> Task requirements: Search the material for the string "account" and copy each line where it occurs.

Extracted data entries
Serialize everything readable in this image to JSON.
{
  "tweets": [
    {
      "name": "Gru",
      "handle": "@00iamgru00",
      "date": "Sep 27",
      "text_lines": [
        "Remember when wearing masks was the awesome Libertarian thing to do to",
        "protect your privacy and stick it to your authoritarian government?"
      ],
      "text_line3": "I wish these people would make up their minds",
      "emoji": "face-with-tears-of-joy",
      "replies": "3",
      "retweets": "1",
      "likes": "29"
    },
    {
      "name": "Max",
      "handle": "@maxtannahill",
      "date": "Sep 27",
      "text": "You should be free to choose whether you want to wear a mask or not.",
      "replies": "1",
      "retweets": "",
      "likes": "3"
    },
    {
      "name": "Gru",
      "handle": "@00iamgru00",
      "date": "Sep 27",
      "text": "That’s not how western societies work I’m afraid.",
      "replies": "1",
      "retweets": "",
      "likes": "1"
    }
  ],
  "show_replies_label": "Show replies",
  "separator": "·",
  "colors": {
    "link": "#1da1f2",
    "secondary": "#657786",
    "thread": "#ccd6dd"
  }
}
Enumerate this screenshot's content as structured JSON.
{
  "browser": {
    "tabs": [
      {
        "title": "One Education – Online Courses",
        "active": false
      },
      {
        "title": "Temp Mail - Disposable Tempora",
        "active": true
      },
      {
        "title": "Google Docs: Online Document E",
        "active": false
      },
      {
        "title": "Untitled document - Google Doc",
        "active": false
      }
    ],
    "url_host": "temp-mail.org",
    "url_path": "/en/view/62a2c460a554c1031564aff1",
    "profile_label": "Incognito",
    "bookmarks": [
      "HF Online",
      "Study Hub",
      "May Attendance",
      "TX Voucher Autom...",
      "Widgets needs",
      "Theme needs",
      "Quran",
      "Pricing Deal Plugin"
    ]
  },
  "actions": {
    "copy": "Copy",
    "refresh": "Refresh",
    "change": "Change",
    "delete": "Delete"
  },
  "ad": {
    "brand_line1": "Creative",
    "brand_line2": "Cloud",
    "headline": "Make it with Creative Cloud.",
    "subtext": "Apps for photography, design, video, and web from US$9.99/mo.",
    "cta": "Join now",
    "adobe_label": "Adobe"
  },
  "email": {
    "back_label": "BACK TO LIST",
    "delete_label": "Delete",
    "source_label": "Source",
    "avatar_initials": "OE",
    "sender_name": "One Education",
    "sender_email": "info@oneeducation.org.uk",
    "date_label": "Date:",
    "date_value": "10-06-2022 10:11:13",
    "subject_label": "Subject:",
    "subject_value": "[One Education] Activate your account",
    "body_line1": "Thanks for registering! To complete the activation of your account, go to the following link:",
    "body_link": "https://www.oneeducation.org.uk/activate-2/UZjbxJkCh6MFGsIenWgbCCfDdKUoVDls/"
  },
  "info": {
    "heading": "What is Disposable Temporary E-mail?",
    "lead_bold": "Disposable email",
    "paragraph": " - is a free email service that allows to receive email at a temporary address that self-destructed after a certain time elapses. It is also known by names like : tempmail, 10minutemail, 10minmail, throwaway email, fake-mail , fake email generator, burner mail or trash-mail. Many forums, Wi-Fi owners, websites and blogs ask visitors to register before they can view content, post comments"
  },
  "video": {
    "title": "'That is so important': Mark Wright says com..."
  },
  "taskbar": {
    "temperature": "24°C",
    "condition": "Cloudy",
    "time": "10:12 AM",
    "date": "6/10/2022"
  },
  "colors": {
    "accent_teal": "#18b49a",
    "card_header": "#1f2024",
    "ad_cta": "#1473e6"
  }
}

> Final result:
    "subject_value": "[One Education] Activate your account",
    "body_line1": "Thanks for registering! To complete the activation of your account, go to the following link:",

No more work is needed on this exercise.